━━━ EXTRACTED INFORMATION

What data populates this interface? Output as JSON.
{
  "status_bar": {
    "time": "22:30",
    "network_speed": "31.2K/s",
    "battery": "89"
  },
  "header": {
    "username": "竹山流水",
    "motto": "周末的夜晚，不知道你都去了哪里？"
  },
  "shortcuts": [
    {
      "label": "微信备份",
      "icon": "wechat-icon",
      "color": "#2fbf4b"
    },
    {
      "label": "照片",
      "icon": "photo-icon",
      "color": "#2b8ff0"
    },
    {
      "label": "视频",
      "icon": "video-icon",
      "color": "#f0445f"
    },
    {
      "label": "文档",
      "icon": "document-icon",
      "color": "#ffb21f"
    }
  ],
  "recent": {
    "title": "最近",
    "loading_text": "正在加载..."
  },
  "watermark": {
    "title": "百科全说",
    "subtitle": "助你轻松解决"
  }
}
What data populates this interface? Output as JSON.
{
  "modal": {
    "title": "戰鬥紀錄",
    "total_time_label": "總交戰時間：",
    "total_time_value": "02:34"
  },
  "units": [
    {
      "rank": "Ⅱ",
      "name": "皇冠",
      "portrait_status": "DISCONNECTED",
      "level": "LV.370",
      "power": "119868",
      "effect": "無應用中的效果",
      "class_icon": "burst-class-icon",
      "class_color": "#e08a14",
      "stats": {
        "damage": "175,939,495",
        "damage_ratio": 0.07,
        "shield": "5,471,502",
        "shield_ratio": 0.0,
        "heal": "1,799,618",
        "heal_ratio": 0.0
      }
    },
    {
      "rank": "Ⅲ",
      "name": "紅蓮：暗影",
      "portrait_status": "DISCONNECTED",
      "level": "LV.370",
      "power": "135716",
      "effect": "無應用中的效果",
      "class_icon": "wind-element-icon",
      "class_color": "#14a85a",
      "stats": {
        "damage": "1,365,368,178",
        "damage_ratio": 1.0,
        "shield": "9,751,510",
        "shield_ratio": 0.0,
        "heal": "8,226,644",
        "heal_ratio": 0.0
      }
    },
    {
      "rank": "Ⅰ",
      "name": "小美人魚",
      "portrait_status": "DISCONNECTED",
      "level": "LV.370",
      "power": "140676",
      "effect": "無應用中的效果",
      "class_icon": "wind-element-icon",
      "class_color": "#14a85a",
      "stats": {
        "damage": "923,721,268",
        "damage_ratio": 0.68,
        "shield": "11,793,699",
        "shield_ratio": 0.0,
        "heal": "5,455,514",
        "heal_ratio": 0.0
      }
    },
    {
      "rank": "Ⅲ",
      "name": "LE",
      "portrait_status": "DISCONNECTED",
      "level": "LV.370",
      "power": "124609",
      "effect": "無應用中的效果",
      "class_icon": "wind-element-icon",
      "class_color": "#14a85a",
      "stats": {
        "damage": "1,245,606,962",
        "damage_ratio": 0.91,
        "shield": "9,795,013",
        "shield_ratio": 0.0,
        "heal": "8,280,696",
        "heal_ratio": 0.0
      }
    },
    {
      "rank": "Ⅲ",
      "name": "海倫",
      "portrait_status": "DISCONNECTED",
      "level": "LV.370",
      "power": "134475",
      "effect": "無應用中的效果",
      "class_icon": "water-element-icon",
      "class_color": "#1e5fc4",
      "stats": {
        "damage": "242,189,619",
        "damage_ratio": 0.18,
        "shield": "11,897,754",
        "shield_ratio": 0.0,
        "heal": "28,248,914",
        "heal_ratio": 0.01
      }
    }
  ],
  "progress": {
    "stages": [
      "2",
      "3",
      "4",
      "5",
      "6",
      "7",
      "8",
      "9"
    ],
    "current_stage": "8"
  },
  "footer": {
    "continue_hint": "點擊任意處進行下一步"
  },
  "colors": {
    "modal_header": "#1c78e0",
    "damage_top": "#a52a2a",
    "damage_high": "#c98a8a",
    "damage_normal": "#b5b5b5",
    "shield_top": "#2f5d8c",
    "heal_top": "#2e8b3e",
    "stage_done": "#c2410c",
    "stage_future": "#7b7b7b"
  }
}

━━━━━━

WHAT YOU WILL DO:
Write out each line of the data above again, exactly as given.

WRITTEN RESPONSE:
What data populates this interface? Output as JSON.
{
  "status_bar": {
    "time": "22:30",
    "network_speed": "31.2K/s",
    "battery": "89"
  },
  "header": {
    "username": "竹山流水",
    "motto": "周末的夜晚，不知道你都去了哪里？"
  },
  "shortcuts": [
    {
      "label": "微信备份",
      "icon": "wechat-icon",
      "color": "#2fbf4b"
    },
    {
      "label": "照片",
      "icon": "photo-icon",
      "color": "#2b8ff0"
    },
    {
      "label": "视频",
      "icon": "video-icon",
      "color": "#f0445f"
    },
    {
      "label": "文档",
      "icon": "document-icon",
      "color": "#ffb21f"
    }
  ],
  "recent": {
    "title": "最近",
    "loading_text": "正在加载..."
  },
  "watermark": {
    "title": "百科全说",
    "subtitle": "助你轻松解决"
  }
}
What data populates this interface? Output as JSON.
{
  "modal": {
    "title": "戰鬥紀錄",
    "total_time_label": "總交戰時間：",
    "total_time_value": "02:34"
  },
  "units": [
    {
      "rank": "Ⅱ",
      "name": "皇冠",
      "portrait_status": "DISCONNECTED",
      "level": "LV.370",
      "power": "119868",
      "effect": "無應用中的效果",
      "class_icon": "burst-class-icon",
      "class_color": "#e08a14",
      "stats": {
        "damage": "175,939,495",
        "damage_ratio": 0.07,
        "shield": "5,471,502",
        "shield_ratio": 0.0,
        "heal": "1,799,618",
        "heal_ratio": 0.0
      }
    },
    {
      "rank": "Ⅲ",
      "name": "紅蓮：暗影",
      "portrait_status": "DISCONNECTED",
      "level": "LV.370",
      "power": "135716",
      "effect": "無應用中的效果",
      "class_icon": "wind-element-icon",
      "class_color": "#14a85a",
      "stats": {
        "damage": "1,365,368,178",
        "damage_ratio": 1.0,
        "shield": "9,751,510",
        "shield_ratio": 0.0,
        "heal": "8,226,644",
        "heal_ratio": 0.0
      }
    },
    {
      "rank": "Ⅰ",
      "name": "小美人魚",
      "portrait_status": "DISCONNECTED",
      "level": "LV.370",
      "power": "140676",
      "effect": "無應用中的效果",
      "class_icon": "wind-element-icon",
      "class_color": "#14a85a",
      "stats": {
        "damage": "923,721,268",
        "damage_ratio": 0.68,
        "shield": "11,793,699",
        "shield_ratio": 0.0,
        "heal": "5,455,514",
        "heal_ratio": 0.0
      }
    },
    {
      "rank": "Ⅲ",
      "name": "LE",
      "portrait_status": "DISCONNECTED",
      "level": "LV.370",
      "power": "124609",
      "effect": "無應用中的效果",
      "class_icon": "wind-element-icon",
      "class_color": "#14a85a",
      "stats": {
        "damage": "1,245,606,962",
        "damage_ratio": 0.91,
        "shield": "9,795,013",
        "shield_ratio": 0.0,
        "heal": "8,280,696",
        "heal_ratio": 0.0
      }
    },
    {
      "rank": "Ⅲ",
      "name": "海倫",
      "portrait_status": "DISCONNECTED",
      "level": "LV.370",
      "power": "134475",
      "effect": "無應用中的效果",
      "class_icon": "water-element-icon",
      "class_color": "#1e5fc4",
      "stats": {
        "damage": "242,189,619",
        "damage_ratio": 0.18,
        "shield": "11,897,754",
        "shield_ratio": 0.0,
        "heal": "28,248,914",
        "heal_ratio": 0.01
      }
    }
  ],
  "progress": {
    "stages": [
      "2",
      "3",
      "4",
      "5",
      "6",
      "7",
      "8",
      "9"
    ],
    "current_stage": "8"
  },
  "footer": {
    "continue_hint": "點擊任意處進行下一步"
  },
  "colors": {
    "modal_header": "#1c78e0",
    "damage_top": "#a52a2a",
    "damage_high": "#c98a8a",
    "damage_normal": "#b5b5b5",
    "shield_top": "#2f5d8c",
    "heal_top": "#2e8b3e",
    "stage_done": "#c2410c",
    "stage_future": "#7b7b7b"
  }
}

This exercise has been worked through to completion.